● **WRITTEN EXERCISE**
Repeat each entry as written and leave the images out of the copy.

[Recorded data]

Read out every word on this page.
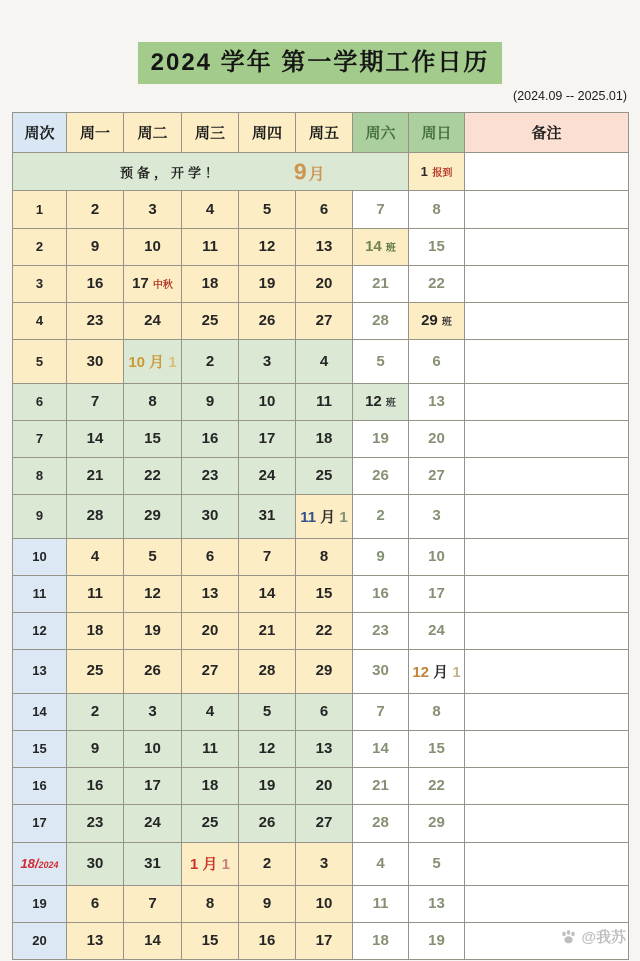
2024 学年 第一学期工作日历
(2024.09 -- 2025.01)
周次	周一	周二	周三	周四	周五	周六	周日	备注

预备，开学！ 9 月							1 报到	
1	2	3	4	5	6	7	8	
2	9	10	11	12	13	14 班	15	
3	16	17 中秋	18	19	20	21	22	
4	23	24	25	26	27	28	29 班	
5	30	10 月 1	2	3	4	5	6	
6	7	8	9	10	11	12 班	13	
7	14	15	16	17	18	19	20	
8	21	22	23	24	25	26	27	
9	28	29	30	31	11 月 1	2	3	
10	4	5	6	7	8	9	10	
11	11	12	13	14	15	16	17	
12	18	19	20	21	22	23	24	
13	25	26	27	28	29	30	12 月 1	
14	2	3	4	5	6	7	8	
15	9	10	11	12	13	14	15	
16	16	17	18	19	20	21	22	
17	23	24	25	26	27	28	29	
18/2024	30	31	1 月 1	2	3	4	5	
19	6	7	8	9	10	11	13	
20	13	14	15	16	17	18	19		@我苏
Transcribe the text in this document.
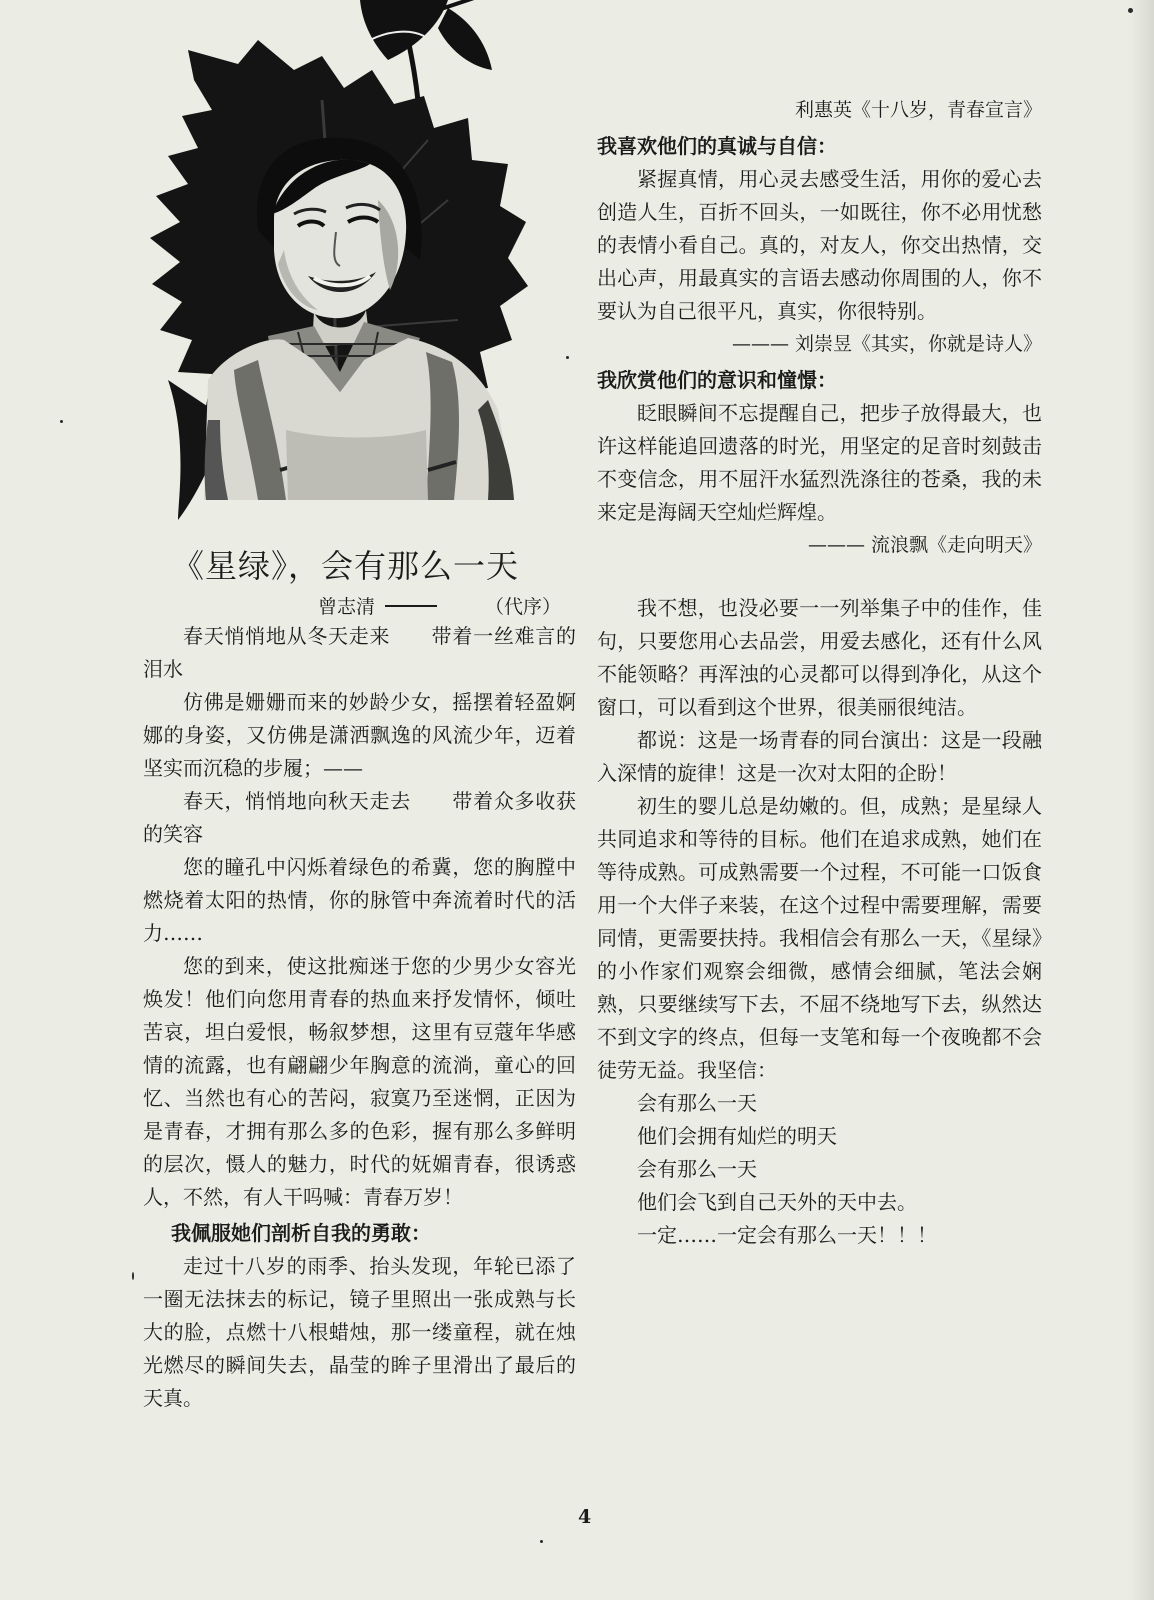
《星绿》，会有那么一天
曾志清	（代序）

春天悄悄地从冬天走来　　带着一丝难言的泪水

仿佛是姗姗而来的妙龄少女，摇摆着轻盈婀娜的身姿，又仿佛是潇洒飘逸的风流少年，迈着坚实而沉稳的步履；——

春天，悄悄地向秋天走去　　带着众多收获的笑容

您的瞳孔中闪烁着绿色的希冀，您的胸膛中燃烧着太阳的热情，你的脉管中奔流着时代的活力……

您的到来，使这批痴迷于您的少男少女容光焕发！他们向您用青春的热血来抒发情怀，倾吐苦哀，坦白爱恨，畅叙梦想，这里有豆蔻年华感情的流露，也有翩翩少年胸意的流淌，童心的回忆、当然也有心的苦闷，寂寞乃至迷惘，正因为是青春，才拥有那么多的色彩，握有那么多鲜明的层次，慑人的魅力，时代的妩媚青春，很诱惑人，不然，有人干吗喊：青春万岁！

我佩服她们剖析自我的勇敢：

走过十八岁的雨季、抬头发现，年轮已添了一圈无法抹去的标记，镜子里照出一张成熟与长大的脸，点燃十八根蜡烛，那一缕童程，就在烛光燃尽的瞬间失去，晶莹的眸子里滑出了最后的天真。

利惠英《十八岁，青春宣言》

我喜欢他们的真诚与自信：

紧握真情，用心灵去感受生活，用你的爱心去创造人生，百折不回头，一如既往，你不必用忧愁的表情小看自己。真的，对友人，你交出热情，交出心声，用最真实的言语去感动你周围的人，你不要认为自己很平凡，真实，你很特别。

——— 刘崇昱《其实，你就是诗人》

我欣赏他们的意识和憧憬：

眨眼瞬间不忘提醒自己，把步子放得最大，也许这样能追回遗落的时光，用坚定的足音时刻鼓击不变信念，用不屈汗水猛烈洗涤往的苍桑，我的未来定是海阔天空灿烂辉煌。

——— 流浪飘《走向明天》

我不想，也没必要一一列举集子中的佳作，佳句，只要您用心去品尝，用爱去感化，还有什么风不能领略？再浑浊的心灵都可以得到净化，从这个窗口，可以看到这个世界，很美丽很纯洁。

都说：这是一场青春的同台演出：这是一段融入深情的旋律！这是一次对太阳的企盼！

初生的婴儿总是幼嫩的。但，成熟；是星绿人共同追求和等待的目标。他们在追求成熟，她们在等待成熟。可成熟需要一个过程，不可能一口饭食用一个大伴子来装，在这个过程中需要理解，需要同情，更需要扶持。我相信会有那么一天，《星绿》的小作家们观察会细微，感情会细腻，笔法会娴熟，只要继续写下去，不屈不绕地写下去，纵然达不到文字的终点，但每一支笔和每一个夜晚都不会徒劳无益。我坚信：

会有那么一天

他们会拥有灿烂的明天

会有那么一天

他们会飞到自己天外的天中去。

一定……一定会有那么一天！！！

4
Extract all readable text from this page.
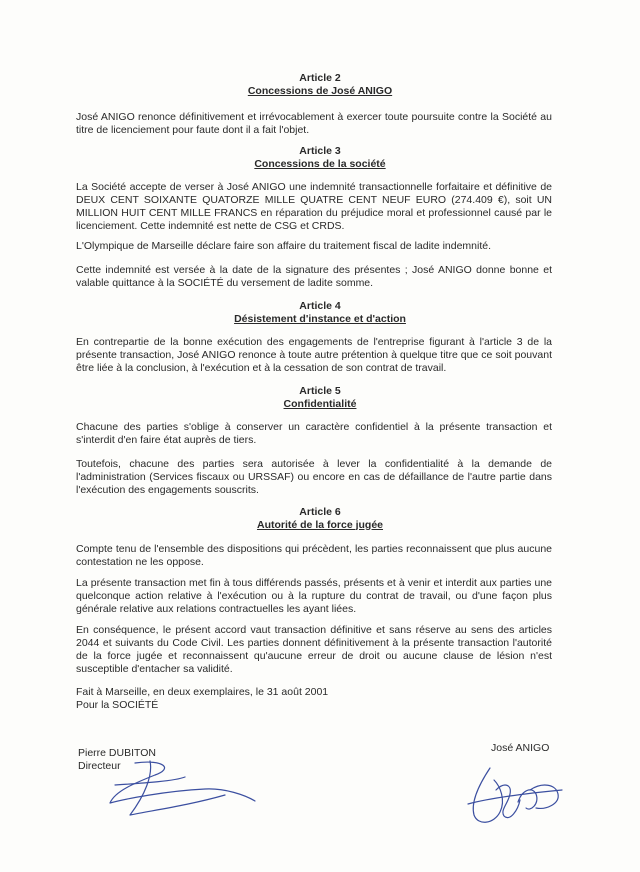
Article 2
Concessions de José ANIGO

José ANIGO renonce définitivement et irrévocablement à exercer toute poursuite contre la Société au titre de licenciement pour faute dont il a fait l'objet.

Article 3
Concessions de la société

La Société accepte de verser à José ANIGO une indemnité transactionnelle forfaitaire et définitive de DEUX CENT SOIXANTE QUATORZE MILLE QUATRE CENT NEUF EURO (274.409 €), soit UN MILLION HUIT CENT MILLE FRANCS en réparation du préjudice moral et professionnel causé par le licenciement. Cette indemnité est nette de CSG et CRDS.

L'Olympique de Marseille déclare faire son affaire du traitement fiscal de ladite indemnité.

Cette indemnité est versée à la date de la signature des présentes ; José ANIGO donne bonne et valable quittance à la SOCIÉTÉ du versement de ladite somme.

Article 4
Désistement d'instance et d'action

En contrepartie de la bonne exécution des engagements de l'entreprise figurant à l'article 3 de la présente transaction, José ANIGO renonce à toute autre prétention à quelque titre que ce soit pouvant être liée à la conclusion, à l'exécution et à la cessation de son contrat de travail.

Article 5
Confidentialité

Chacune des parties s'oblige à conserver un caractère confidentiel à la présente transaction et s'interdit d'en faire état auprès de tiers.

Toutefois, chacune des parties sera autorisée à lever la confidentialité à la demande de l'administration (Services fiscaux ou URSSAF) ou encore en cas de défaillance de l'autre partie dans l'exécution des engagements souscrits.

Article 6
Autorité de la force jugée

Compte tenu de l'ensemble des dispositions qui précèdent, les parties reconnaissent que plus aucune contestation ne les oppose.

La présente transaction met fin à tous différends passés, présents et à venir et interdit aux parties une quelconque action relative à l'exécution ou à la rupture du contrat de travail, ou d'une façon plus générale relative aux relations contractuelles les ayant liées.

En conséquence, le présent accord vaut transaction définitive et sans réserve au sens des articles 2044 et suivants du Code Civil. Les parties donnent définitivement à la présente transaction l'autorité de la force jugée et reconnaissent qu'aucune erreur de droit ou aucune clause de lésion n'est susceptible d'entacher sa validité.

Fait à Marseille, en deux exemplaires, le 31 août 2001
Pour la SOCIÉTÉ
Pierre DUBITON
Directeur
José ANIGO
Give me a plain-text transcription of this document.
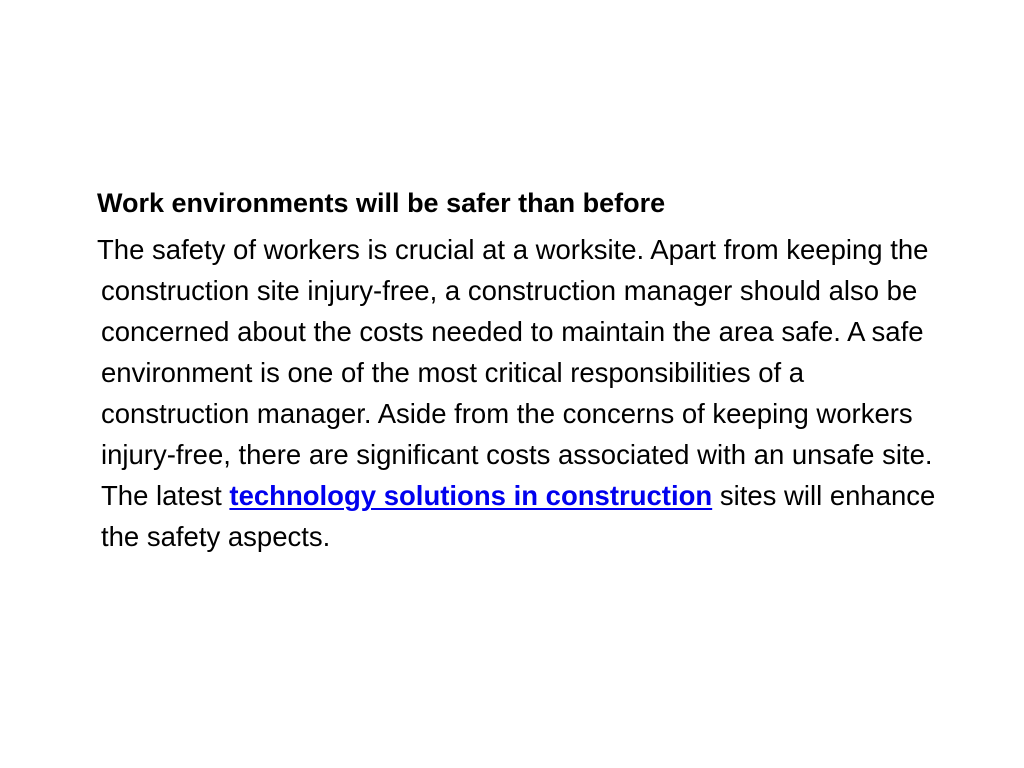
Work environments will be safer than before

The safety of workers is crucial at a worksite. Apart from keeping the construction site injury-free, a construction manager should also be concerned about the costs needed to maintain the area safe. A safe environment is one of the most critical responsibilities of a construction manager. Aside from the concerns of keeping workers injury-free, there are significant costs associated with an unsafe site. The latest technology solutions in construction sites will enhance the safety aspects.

● **IN RESPONSE**
Read out every word on this page.
2024 学年 第一学期工作日历
(2024.09 -- 2025.01)
周次	周一	周二	周三	周四	周五	周六	周日	备注

预备，开学！ 9 月							1 报到	
1	2	3	4	5	6	7	8	
2	9	10	11	12	13	14 班	15	
3	16	17 中秋	18	19	20	21	22	
4	23	24	25	26	27	28	29 班	
5	30	10 月 1	2	3	4	5	6	
6	7	8	9	10	11	12 班	13	
7	14	15	16	17	18	19	20	
8	21	22	23	24	25	26	27	
9	28	29	30	31	11 月 1	2	3	
10	4	5	6	7	8	9	10	
11	11	12	13	14	15	16	17	
12	18	19	20	21	22	23	24	
13	25	26	27	28	29	30	12 月 1	
14	2	3	4	5	6	7	8	
15	9	10	11	12	13	14	15	
16	16	17	18	19	20	21	22	
17	23	24	25	26	27	28	29	
18/2024	30	31	1 月 1	2	3	4	5	
19	6	7	8	9	10	11	13	
20	13	14	15	16	17	18	19		@我苏
Transcribe the text in this document.
《星绿》，会有那么一天
曾志清	（代序）

春天悄悄地从冬天走来　　带着一丝难言的泪水

仿佛是姗姗而来的妙龄少女，摇摆着轻盈婀娜的身姿，又仿佛是潇洒飘逸的风流少年，迈着坚实而沉稳的步履；——

春天，悄悄地向秋天走去　　带着众多收获的笑容

您的瞳孔中闪烁着绿色的希冀，您的胸膛中燃烧着太阳的热情，你的脉管中奔流着时代的活力……

您的到来，使这批痴迷于您的少男少女容光焕发！他们向您用青春的热血来抒发情怀，倾吐苦哀，坦白爱恨，畅叙梦想，这里有豆蔻年华感情的流露，也有翩翩少年胸意的流淌，童心的回忆、当然也有心的苦闷，寂寞乃至迷惘，正因为是青春，才拥有那么多的色彩，握有那么多鲜明的层次，慑人的魅力，时代的妩媚青春，很诱惑人，不然，有人干吗喊：青春万岁！

我佩服她们剖析自我的勇敢：

走过十八岁的雨季、抬头发现，年轮已添了一圈无法抹去的标记，镜子里照出一张成熟与长大的脸，点燃十八根蜡烛，那一缕童程，就在烛光燃尽的瞬间失去，晶莹的眸子里滑出了最后的天真。

利惠英《十八岁，青春宣言》

我喜欢他们的真诚与自信：

紧握真情，用心灵去感受生活，用你的爱心去创造人生，百折不回头，一如既往，你不必用忧愁的表情小看自己。真的，对友人，你交出热情，交出心声，用最真实的言语去感动你周围的人，你不要认为自己很平凡，真实，你很特别。

——— 刘崇昱《其实，你就是诗人》

我欣赏他们的意识和憧憬：

眨眼瞬间不忘提醒自己，把步子放得最大，也许这样能追回遗落的时光，用坚定的足音时刻鼓击不变信念，用不屈汗水猛烈洗涤往的苍桑，我的未来定是海阔天空灿烂辉煌。

——— 流浪飘《走向明天》

我不想，也没必要一一列举集子中的佳作，佳句，只要您用心去品尝，用爱去感化，还有什么风不能领略？再浑浊的心灵都可以得到净化，从这个窗口，可以看到这个世界，很美丽很纯洁。

都说：这是一场青春的同台演出：这是一段融入深情的旋律！这是一次对太阳的企盼！

初生的婴儿总是幼嫩的。但，成熟；是星绿人共同追求和等待的目标。他们在追求成熟，她们在等待成熟。可成熟需要一个过程，不可能一口饭食用一个大伴子来装，在这个过程中需要理解，需要同情，更需要扶持。我相信会有那么一天，《星绿》的小作家们观察会细微，感情会细腻，笔法会娴熟，只要继续写下去，不屈不绕地写下去，纵然达不到文字的终点，但每一支笔和每一个夜晚都不会徒劳无益。我坚信：

会有那么一天

他们会拥有灿烂的明天

会有那么一天

他们会飞到自己天外的天中去。

一定……一定会有那么一天！！！

4
Extract all readable text from this page.
Article 2
Concessions de José ANIGO

José ANIGO renonce définitivement et irrévocablement à exercer toute poursuite contre la Société au titre de licenciement pour faute dont il a fait l'objet.

Article 3
Concessions de la société

La Société accepte de verser à José ANIGO une indemnité transactionnelle forfaitaire et définitive de DEUX CENT SOIXANTE QUATORZE MILLE QUATRE CENT NEUF EURO (274.409 €), soit UN MILLION HUIT CENT MILLE FRANCS en réparation du préjudice moral et professionnel causé par le licenciement. Cette indemnité est nette de CSG et CRDS.

L'Olympique de Marseille déclare faire son affaire du traitement fiscal de ladite indemnité.

Cette indemnité est versée à la date de la signature des présentes ; José ANIGO donne bonne et valable quittance à la SOCIÉTÉ du versement de ladite somme.

Article 4
Désistement d'instance et d'action

En contrepartie de la bonne exécution des engagements de l'entreprise figurant à l'article 3 de la présente transaction, José ANIGO renonce à toute autre prétention à quelque titre que ce soit pouvant être liée à la conclusion, à l'exécution et à la cessation de son contrat de travail.

Article 5
Confidentialité

Chacune des parties s'oblige à conserver un caractère confidentiel à la présente transaction et s'interdit d'en faire état auprès de tiers.

Toutefois, chacune des parties sera autorisée à lever la confidentialité à la demande de l'administration (Services fiscaux ou URSSAF) ou encore en cas de défaillance de l'autre partie dans l'exécution des engagements souscrits.

Article 6
Autorité de la force jugée

Compte tenu de l'ensemble des dispositions qui précèdent, les parties reconnaissent que plus aucune contestation ne les oppose.

La présente transaction met fin à tous différends passés, présents et à venir et interdit aux parties une quelconque action relative à l'exécution ou à la rupture du contrat de travail, ou d'une façon plus générale relative aux relations contractuelles les ayant liées.

En conséquence, le présent accord vaut transaction définitive et sans réserve au sens des articles 2044 et suivants du Code Civil. Les parties donnent définitivement à la présente transaction l'autorité de la force jugée et reconnaissent qu'aucune erreur de droit ou aucune clause de lésion n'est susceptible d'entacher sa validité.

Fait à Marseille, en deux exemplaires, le 31 août 2001
Pour la SOCIÉTÉ
Pierre DUBITON
Directeur
José ANIGO
Give me a plain-text transcription of this document.
Work environments will be safer than before

The safety of workers is crucial at a worksite. Apart from keeping the construction site injury-free, a construction manager should also be concerned about the costs needed to maintain the area safe. A safe environment is one of the most critical responsibilities of a construction manager. Aside from the concerns of keeping workers injury-free, there are significant costs associated with an unsafe site. The latest technology solutions in construction sites will enhance the safety aspects.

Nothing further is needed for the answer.